§ **INSTRUCTIONS FOR THE TASK**
Find how many lines hold the word "JSON" and give that number only.

§ **RECORD EXTRACTS**
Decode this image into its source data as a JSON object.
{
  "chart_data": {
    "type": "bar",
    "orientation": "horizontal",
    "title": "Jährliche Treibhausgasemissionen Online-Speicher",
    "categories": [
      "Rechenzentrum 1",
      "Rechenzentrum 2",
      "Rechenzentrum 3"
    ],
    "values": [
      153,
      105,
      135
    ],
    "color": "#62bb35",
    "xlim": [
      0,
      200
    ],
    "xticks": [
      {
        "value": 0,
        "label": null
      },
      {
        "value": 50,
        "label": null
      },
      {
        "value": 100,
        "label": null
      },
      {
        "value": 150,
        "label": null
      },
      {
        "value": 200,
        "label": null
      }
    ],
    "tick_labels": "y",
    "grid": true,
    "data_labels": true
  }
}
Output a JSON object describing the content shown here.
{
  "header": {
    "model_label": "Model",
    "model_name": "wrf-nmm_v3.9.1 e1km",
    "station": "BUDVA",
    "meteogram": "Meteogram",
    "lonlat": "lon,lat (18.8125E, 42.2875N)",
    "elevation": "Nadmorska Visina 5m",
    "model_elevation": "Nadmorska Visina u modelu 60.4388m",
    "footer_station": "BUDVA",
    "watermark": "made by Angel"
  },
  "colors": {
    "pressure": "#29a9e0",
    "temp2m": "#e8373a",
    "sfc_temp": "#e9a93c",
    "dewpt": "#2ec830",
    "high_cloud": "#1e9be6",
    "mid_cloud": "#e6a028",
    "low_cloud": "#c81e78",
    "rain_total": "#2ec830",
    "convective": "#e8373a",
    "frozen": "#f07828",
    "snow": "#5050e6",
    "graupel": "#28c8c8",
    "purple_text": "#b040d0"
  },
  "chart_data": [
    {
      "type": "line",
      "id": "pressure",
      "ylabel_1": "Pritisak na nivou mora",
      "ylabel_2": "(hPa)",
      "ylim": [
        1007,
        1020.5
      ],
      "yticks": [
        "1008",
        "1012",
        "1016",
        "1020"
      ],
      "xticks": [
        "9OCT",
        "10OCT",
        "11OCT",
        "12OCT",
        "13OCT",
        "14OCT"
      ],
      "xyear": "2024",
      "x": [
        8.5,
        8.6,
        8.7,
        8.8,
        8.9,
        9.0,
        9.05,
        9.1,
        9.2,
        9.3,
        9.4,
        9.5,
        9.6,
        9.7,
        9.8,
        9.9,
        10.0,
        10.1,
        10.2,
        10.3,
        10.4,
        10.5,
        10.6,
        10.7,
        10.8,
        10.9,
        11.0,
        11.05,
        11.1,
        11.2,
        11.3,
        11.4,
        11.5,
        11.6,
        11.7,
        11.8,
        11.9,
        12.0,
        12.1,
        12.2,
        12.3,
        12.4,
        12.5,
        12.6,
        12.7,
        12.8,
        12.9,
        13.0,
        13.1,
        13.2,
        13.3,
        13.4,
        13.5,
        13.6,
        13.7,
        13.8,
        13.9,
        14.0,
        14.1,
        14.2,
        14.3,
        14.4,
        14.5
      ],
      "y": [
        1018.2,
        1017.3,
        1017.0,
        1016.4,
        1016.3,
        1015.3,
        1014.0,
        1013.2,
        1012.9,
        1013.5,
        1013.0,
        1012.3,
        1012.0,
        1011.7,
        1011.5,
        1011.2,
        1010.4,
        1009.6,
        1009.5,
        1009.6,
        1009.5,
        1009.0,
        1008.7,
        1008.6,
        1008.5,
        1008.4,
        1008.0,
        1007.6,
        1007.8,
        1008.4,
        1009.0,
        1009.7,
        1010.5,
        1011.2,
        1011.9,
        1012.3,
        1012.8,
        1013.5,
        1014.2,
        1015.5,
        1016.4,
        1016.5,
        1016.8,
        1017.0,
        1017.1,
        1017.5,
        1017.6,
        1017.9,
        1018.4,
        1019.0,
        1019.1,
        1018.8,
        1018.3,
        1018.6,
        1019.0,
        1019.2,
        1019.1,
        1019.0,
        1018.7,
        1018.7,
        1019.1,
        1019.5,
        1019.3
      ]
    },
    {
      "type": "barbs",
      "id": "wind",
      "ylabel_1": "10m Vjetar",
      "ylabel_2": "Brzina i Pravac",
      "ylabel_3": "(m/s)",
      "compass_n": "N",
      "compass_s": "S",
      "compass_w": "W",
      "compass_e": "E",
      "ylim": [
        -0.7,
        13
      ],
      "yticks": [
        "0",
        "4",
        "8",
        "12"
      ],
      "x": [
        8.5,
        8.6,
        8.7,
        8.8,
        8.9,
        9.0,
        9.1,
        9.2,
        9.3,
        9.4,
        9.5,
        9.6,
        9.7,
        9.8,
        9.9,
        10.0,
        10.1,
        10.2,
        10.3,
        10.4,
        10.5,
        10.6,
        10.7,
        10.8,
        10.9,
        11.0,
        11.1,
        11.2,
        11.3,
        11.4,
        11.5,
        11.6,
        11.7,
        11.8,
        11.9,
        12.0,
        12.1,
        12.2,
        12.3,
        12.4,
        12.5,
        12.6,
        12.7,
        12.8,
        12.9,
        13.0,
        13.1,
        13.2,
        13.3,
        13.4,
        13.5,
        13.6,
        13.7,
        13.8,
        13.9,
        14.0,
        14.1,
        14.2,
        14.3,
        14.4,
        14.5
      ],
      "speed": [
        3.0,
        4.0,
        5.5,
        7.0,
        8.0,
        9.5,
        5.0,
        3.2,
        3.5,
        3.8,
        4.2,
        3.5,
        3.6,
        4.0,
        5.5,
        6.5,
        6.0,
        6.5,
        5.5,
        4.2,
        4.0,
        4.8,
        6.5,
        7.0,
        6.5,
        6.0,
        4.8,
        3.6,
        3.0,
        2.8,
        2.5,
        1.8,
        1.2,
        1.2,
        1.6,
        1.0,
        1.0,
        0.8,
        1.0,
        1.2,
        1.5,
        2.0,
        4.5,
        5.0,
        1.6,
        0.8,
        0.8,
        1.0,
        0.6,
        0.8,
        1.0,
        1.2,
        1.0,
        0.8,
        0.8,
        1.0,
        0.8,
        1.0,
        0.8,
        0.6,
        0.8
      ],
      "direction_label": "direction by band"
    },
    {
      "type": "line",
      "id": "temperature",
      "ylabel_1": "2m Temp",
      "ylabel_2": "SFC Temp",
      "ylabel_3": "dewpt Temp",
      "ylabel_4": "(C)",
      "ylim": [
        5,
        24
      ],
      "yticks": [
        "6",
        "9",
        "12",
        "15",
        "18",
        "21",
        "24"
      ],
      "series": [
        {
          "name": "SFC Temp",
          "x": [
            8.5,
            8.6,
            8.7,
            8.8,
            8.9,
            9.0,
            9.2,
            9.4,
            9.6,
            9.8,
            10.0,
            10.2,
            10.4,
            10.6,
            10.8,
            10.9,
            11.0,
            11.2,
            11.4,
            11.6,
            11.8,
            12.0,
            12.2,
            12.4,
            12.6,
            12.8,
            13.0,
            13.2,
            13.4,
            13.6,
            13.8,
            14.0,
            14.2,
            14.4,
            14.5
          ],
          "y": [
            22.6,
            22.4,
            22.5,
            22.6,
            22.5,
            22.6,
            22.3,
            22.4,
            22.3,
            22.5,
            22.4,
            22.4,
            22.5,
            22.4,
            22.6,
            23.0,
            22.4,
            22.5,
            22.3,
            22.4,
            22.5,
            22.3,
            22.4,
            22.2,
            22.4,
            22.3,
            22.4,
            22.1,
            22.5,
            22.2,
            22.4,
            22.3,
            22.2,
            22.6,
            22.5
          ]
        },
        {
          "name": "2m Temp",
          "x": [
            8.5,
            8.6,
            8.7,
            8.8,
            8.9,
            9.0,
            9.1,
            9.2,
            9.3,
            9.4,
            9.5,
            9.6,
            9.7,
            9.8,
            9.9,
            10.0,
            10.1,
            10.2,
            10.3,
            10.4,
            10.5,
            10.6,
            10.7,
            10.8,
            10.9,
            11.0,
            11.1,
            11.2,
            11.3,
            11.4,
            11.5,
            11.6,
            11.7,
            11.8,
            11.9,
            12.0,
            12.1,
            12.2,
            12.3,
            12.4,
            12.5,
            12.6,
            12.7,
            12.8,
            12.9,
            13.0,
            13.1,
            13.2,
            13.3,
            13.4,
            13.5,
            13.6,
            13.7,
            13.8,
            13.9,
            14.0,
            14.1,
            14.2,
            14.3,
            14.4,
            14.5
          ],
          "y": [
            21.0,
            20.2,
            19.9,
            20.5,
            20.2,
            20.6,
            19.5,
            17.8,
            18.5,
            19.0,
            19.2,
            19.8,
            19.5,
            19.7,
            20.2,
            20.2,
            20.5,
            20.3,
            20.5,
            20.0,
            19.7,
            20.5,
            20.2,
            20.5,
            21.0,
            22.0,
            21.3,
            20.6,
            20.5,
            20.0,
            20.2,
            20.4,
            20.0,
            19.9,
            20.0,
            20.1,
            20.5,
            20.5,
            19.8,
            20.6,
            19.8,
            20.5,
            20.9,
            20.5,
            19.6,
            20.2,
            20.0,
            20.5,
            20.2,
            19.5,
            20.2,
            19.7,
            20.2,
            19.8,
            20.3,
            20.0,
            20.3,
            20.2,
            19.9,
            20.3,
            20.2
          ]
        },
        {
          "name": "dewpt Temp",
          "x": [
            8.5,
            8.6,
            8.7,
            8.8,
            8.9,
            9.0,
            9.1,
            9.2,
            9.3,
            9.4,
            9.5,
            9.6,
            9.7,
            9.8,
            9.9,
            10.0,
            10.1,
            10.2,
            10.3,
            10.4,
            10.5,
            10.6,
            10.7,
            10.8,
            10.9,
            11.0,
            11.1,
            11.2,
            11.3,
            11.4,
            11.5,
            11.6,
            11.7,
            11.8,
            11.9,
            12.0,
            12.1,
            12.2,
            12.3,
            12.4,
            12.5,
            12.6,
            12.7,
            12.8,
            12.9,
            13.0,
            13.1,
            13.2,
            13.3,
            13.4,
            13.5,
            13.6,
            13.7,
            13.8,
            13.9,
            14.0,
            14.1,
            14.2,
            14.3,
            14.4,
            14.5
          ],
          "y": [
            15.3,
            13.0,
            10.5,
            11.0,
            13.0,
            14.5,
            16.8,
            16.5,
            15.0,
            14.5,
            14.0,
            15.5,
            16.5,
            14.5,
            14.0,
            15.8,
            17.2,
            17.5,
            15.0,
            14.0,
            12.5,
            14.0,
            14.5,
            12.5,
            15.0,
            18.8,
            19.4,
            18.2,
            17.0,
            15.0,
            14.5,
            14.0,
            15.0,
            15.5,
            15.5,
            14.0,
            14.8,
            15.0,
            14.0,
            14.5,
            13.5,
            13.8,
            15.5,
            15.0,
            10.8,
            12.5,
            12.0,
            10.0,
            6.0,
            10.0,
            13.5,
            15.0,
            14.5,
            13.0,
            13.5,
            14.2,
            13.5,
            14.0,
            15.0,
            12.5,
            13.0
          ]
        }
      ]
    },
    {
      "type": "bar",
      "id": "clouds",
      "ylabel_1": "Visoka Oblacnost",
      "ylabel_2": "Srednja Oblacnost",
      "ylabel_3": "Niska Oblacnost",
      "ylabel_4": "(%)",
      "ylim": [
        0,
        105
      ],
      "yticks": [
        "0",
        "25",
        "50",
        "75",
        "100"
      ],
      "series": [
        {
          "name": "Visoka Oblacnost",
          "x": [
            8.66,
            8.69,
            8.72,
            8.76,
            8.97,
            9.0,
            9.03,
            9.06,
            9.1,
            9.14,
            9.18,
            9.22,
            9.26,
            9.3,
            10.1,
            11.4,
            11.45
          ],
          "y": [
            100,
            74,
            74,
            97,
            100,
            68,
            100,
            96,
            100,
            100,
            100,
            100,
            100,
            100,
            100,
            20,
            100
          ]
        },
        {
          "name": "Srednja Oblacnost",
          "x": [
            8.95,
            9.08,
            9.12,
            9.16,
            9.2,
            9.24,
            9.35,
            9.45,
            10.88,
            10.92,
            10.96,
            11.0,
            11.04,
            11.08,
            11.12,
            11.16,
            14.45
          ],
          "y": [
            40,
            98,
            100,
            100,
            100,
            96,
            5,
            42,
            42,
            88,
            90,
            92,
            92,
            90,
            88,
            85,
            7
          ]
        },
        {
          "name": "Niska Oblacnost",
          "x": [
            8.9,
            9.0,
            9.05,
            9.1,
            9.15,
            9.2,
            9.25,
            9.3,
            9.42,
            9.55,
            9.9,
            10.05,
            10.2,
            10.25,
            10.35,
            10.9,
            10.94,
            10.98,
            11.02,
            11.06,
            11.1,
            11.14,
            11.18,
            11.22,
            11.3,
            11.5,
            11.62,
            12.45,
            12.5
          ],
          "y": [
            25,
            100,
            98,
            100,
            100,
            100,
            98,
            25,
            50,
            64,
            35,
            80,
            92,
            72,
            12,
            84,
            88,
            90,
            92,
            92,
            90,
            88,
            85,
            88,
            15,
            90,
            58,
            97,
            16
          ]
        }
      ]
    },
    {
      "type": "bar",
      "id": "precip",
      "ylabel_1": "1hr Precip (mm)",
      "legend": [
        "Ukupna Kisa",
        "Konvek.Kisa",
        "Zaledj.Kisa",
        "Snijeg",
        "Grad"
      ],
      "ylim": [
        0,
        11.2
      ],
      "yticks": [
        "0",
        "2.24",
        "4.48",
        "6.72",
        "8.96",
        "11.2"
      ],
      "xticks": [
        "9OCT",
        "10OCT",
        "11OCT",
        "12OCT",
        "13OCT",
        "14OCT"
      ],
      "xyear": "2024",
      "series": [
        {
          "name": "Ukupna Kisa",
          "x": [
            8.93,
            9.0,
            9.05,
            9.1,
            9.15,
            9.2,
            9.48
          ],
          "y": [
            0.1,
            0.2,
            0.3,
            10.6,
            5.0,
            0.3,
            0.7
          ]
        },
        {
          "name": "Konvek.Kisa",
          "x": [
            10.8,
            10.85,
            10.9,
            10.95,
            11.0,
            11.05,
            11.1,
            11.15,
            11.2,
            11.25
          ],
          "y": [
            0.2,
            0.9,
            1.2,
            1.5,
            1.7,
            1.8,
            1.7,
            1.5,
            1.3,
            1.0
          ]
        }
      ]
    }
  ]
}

§ **SOLUTION TO THE PROBLEM**
2